# THE EXERCISE
In the lines from the first one up to and including the line with "ip-address-type-label-text: IP address", change "Includes" to "Contains" and leave everything else the same. Give only those lines.

Dataset items:
-------

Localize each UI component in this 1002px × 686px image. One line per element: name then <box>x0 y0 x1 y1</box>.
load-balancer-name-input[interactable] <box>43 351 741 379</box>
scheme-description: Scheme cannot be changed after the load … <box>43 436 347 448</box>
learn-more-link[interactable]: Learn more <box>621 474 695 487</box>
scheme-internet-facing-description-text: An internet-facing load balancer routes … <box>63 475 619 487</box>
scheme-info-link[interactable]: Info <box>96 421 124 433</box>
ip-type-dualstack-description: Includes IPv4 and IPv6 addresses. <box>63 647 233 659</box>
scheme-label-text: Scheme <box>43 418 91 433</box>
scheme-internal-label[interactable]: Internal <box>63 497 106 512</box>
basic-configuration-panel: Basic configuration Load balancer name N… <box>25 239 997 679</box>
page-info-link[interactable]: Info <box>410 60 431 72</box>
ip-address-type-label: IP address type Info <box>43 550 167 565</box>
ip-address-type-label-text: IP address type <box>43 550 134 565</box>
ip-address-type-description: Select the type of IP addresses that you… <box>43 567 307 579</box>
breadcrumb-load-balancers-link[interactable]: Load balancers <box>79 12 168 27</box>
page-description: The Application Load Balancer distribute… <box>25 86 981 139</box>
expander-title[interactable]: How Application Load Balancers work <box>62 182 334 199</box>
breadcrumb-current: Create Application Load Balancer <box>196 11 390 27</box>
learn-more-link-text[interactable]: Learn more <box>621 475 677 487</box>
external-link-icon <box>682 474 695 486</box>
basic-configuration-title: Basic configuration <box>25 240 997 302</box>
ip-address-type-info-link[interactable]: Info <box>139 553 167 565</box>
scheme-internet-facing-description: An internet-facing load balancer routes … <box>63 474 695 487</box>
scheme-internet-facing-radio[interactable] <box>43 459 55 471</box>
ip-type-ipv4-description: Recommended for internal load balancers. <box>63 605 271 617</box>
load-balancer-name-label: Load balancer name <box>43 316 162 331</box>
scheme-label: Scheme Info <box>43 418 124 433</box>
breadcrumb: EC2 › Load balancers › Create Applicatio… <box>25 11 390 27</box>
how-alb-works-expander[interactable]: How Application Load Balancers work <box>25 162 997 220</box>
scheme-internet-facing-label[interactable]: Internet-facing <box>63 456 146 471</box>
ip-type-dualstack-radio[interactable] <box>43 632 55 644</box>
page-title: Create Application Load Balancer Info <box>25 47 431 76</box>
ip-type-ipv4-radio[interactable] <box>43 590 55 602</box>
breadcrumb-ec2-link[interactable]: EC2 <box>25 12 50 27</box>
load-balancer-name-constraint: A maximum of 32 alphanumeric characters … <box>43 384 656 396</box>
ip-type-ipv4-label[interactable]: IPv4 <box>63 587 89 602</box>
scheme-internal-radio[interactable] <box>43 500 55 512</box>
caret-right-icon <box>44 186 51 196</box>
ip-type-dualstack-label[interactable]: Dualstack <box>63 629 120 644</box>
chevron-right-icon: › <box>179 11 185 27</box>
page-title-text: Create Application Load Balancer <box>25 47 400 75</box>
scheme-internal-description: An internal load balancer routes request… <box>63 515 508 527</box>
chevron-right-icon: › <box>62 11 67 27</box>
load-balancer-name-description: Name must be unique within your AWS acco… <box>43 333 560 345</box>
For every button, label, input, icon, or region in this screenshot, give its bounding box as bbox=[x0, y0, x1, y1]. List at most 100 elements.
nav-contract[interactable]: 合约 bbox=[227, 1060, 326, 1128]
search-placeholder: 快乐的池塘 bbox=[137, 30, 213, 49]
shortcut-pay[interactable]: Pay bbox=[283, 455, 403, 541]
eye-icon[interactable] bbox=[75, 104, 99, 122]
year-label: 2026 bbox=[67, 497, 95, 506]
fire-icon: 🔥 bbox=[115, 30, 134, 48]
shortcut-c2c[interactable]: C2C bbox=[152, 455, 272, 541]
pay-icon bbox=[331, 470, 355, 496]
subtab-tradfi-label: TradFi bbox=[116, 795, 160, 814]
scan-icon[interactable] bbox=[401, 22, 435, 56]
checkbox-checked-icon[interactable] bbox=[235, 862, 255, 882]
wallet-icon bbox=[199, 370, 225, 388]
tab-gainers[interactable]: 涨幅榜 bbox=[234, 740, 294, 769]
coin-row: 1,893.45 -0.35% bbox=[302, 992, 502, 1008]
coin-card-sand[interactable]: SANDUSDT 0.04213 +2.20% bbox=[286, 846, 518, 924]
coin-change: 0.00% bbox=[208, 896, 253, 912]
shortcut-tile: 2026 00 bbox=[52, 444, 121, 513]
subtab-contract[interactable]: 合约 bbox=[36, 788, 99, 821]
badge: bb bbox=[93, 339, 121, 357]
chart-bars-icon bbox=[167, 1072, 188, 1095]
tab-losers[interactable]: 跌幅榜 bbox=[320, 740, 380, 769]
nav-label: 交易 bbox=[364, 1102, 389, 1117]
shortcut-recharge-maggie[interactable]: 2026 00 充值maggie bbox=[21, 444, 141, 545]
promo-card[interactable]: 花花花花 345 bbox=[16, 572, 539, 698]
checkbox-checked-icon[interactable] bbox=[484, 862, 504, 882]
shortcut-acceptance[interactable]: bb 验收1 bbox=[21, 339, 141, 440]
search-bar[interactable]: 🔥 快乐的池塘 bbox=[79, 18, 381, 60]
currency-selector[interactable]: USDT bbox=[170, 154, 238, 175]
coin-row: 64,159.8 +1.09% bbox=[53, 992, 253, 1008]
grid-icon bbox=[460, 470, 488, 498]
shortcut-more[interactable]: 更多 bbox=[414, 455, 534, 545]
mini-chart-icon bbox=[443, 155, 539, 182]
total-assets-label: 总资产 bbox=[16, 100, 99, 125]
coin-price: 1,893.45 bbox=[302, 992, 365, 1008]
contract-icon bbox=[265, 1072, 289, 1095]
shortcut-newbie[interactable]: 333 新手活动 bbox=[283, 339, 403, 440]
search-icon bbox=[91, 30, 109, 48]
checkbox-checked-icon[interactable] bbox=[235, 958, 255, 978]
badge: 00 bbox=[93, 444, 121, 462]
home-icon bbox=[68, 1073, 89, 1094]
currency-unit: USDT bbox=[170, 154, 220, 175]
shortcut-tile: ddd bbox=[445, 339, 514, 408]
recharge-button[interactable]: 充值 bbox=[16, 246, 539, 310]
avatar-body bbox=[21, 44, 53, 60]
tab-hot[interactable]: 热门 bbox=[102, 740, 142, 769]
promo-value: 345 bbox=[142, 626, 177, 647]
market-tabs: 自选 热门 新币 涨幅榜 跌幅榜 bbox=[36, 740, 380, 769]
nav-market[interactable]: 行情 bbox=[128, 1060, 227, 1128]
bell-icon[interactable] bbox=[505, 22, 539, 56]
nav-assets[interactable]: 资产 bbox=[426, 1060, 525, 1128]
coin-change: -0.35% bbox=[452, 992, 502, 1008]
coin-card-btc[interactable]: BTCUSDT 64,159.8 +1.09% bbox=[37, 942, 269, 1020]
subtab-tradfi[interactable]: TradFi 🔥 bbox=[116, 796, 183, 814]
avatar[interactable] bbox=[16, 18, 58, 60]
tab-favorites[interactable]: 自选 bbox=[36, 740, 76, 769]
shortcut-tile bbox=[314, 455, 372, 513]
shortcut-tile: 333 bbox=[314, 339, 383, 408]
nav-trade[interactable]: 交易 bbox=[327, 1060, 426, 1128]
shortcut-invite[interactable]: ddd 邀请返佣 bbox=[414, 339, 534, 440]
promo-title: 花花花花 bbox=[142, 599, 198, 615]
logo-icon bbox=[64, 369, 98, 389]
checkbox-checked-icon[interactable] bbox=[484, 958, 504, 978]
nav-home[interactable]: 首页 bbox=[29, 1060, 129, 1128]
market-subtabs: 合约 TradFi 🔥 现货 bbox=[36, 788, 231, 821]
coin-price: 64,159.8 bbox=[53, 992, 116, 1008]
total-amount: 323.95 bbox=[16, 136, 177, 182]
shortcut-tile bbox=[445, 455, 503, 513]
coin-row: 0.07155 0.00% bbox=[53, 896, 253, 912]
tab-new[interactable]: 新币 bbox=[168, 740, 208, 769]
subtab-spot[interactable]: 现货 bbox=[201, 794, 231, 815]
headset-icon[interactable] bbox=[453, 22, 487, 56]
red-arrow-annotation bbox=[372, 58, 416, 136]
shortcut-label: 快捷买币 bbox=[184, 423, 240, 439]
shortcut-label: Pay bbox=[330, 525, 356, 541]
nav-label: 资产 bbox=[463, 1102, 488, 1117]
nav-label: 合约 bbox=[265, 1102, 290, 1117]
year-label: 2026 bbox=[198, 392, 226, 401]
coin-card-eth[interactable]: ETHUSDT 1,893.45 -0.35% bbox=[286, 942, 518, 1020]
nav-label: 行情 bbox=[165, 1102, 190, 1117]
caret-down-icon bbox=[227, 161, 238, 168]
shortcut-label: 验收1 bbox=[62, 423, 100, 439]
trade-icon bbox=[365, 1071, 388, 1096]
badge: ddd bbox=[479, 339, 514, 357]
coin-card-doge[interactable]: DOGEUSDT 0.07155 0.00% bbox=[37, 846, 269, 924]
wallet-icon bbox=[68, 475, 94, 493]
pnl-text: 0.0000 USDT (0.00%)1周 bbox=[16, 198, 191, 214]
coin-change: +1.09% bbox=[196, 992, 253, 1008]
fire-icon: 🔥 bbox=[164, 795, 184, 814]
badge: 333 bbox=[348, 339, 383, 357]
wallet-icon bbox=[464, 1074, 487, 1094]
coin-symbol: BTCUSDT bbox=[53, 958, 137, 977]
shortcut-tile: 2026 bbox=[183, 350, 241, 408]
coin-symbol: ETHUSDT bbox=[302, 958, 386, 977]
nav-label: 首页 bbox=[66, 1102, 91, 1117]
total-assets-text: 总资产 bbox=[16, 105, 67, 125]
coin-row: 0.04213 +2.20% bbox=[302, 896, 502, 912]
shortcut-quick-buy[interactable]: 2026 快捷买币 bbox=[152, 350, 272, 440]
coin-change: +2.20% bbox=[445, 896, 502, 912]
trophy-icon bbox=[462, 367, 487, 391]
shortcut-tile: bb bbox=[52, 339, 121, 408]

-------

# WRITTEN SOLUTION
Localize each UI component in this 1002px × 686px image. One line per element: name then <box>x0 y0 x1 y1</box>.
load-balancer-name-input[interactable] <box>43 351 741 379</box>
scheme-description: Scheme cannot be changed after the load … <box>43 436 347 448</box>
learn-more-link[interactable]: Learn more <box>621 474 695 487</box>
scheme-internet-facing-description-text: An internet-facing load balancer routes … <box>63 475 619 487</box>
scheme-info-link[interactable]: Info <box>96 421 124 433</box>
ip-type-dualstack-description: Contains IPv4 and IPv6 addresses. <box>63 647 233 659</box>
scheme-label-text: Scheme <box>43 418 91 433</box>
scheme-internal-label[interactable]: Internal <box>63 497 106 512</box>
basic-configuration-panel: Basic configuration Load balancer name N… <box>25 239 997 679</box>
page-info-link[interactable]: Info <box>410 60 431 72</box>
ip-address-type-label: IP address type Info <box>43 550 167 565</box>
ip-address-type-label-text: IP address type <box>43 550 134 565</box>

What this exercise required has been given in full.